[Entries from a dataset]

- - -

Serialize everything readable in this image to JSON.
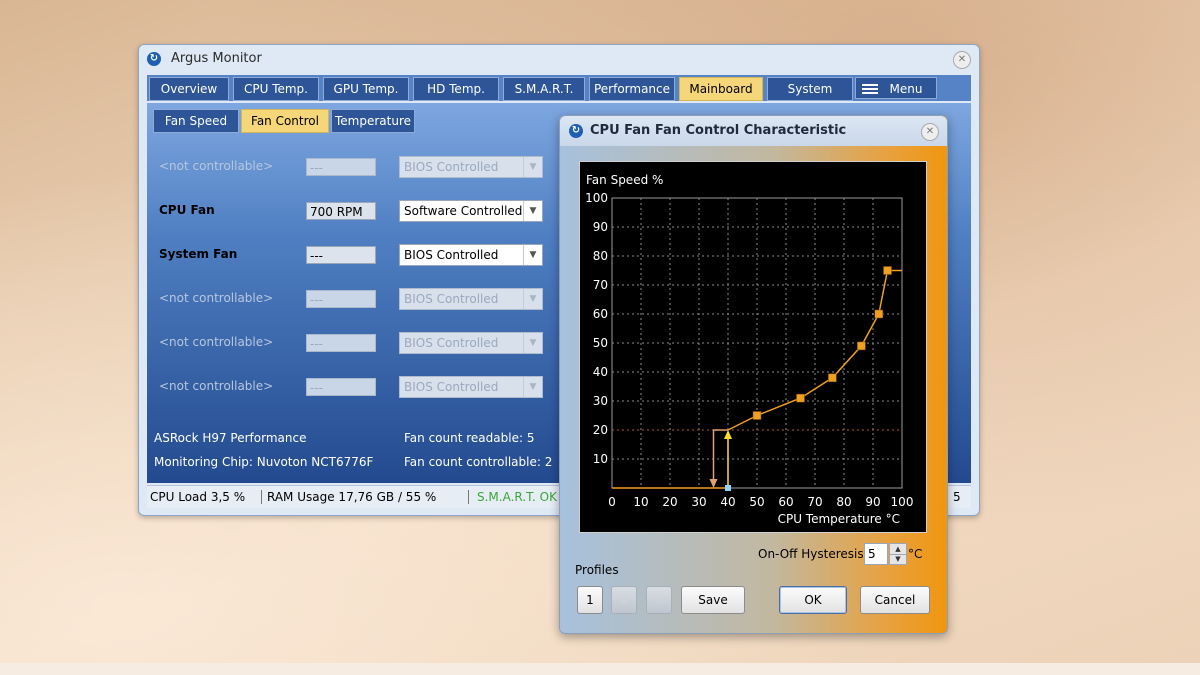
{
  "app": {
    "title": "Argus Monitor",
    "tabs": [
      {
        "label": "Overview",
        "active": false
      },
      {
        "label": "CPU Temp.",
        "active": false
      },
      {
        "label": "GPU Temp.",
        "active": false
      },
      {
        "label": "HD Temp.",
        "active": false
      },
      {
        "label": "S.M.A.R.T.",
        "active": false
      },
      {
        "label": "Performance",
        "active": false
      },
      {
        "label": "Mainboard",
        "active": true
      },
      {
        "label": "System",
        "active": false
      },
      {
        "label": "Menu",
        "active": false,
        "icon": "hamburger-icon"
      }
    ],
    "subtabs": [
      {
        "label": "Fan Speed",
        "active": false
      },
      {
        "label": "Fan Control",
        "active": true
      },
      {
        "label": "Temperature",
        "active": false
      }
    ],
    "fans": [
      {
        "name": "<not controllable>",
        "rpm": "---",
        "mode": "BIOS Controlled",
        "enabled": false
      },
      {
        "name": "CPU Fan",
        "rpm": "700 RPM",
        "mode": "Software Controlled",
        "enabled": true
      },
      {
        "name": "System Fan",
        "rpm": "---",
        "mode": "BIOS Controlled",
        "enabled": true
      },
      {
        "name": "<not controllable>",
        "rpm": "---",
        "mode": "BIOS Controlled",
        "enabled": false
      },
      {
        "name": "<not controllable>",
        "rpm": "---",
        "mode": "BIOS Controlled",
        "enabled": false
      },
      {
        "name": "<not controllable>",
        "rpm": "---",
        "mode": "BIOS Controlled",
        "enabled": false
      }
    ],
    "board": "ASRock H97 Performance",
    "chip": "Monitoring Chip: Nuvoton NCT6776F",
    "fan_count_readable": "Fan count readable: 5",
    "fan_count_controllable": "Fan count controllable: 2",
    "status": {
      "cpu_load": "CPU Load 3,5 %",
      "ram_usage": "RAM Usage 17,76 GB / 55 %",
      "smart": "S.M.A.R.T. OK",
      "right_digit": "5",
      "smart_color": "#7be07b"
    }
  },
  "dialog": {
    "title": "CPU Fan Fan Control Characteristic",
    "hysteresis_label": "On-Off Hysteresis",
    "hysteresis_value": "5",
    "hysteresis_unit": "°C",
    "profiles_label": "Profiles",
    "profile_buttons": [
      "1"
    ],
    "save_label": "Save",
    "ok_label": "OK",
    "cancel_label": "Cancel"
  },
  "chart_data": {
    "type": "line",
    "ylabel": "Fan Speed %",
    "xlabel": "CPU Temperature °C",
    "xlim": [
      0,
      100
    ],
    "ylim": [
      0,
      100
    ],
    "x_ticks": [
      "0",
      "10",
      "20",
      "30",
      "40",
      "50",
      "60",
      "70",
      "80",
      "90",
      "100"
    ],
    "y_ticks": [
      "10",
      "20",
      "30",
      "40",
      "50",
      "60",
      "70",
      "80",
      "90",
      "100"
    ],
    "grid": true,
    "curve": {
      "color": "#f0a020",
      "points": [
        {
          "x": 40,
          "y": 20
        },
        {
          "x": 50,
          "y": 25
        },
        {
          "x": 65,
          "y": 31
        },
        {
          "x": 76,
          "y": 38
        },
        {
          "x": 86,
          "y": 49
        },
        {
          "x": 92,
          "y": 60
        },
        {
          "x": 95,
          "y": 75
        }
      ],
      "end_y": 75
    },
    "hysteresis": {
      "on_temp": 40,
      "off_temp": 35,
      "level": 20
    },
    "base_line_y": 0,
    "guide_line_y": 20
  }
}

- - -

What is needed
Your task is to list each line of the records with the word "readable".

Exercise result
Serialize everything readable in this image to JSON.
    "fan_count_readable": "Fan count readable: 5",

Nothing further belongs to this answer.